The supporting characters occasionally overshadow Octavian (most notably Julius Caesar and Mark Antony), which is hardly avoidable in an era peopled with so many galactic personalities. Even minor characters in this story have proven worthy of innumerable biographies. The story of Octavian’s rise to power is not meant to stand alone, but rather to be a single facet of the larger story of ancient Rome. In this respect, Mr. Everitt’s biography is an unqualified success. ( )
  Narboink | Nov 4, 2009 |
A great biography of a fascinating leader! I picked this up because I am a huge "I, Claudius" fan. Everitt's descriptions of most of the people involved are almost the exact opposite of Graves' in "I, Claudius", but Everitts prove to be as interesting and compelling. My only complaint is that the book opens with an idea of how Augustus might have died, but it is not until the very end of the book that Everitt reveals that, while his controversial version fits with the existing facts, there is essentially no reason to believe it (the facts being so scarce that dozens of stories could be made to fit). Still, it is an engaging biography that neither worships nor condemns the subject, but presents a balanced view. ( )
  Abbyroad909 | Oct 14, 2009 |
A riveting new biography of Cesar Augustus, Rome's firts emperor and one of the most powerful men who ever lived.
┄┄┄┄┄┄┄┄┄┄
**Your goal**
Update the reviews from "The supporting characters" up to and including "success. ( )", changing "Octavian" to "Augustus" wherever it appears.

**Given data**
┄┄┄┄┄┄┄┄┄┄
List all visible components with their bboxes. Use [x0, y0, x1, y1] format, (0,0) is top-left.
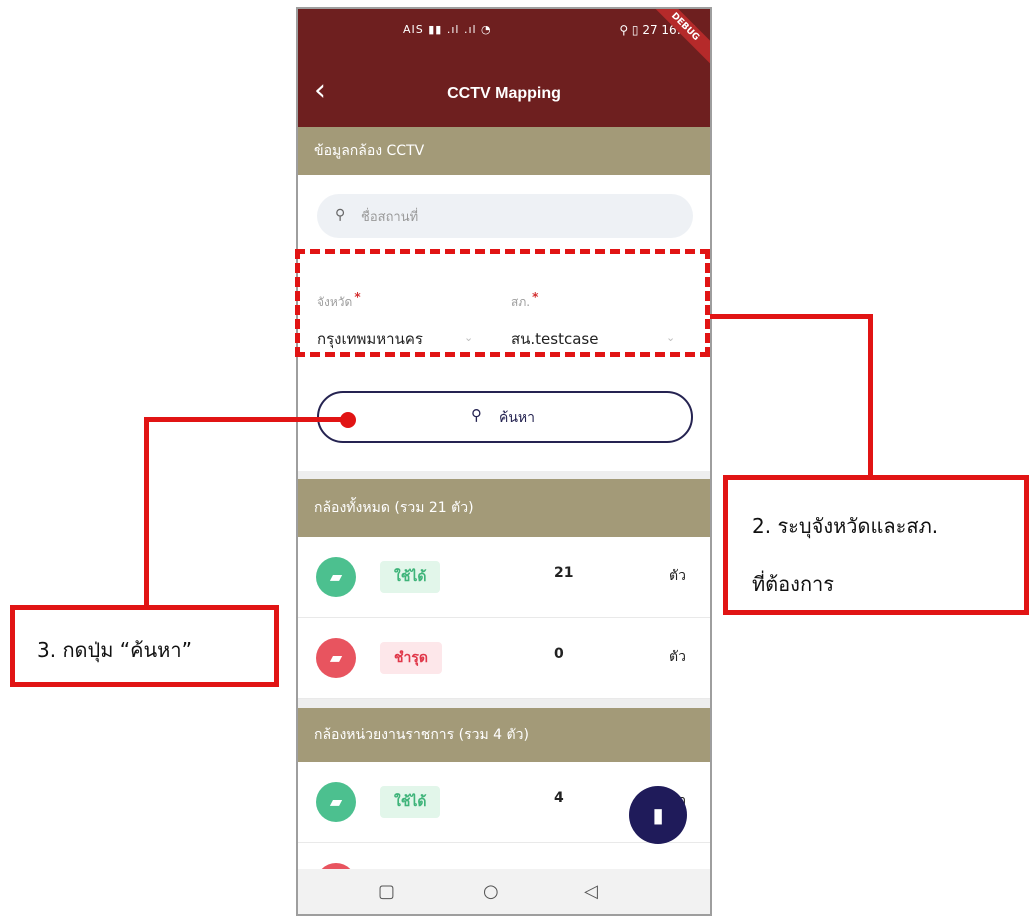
┄┄┄┄┄┄┄┄┄┄
**The completed task**
The supporting characters occasionally overshadow Augustus (most notably Julius Caesar and Mark Antony), which is hardly avoidable in an era peopled with so many galactic personalities. Even minor characters in this story have proven worthy of innumerable biographies. The story of Augustus’s rise to power is not meant to stand alone, but rather to be a single facet of the larger story of ancient Rome. In this respect, Mr. Everitt’s biography is an unqualified success. ( )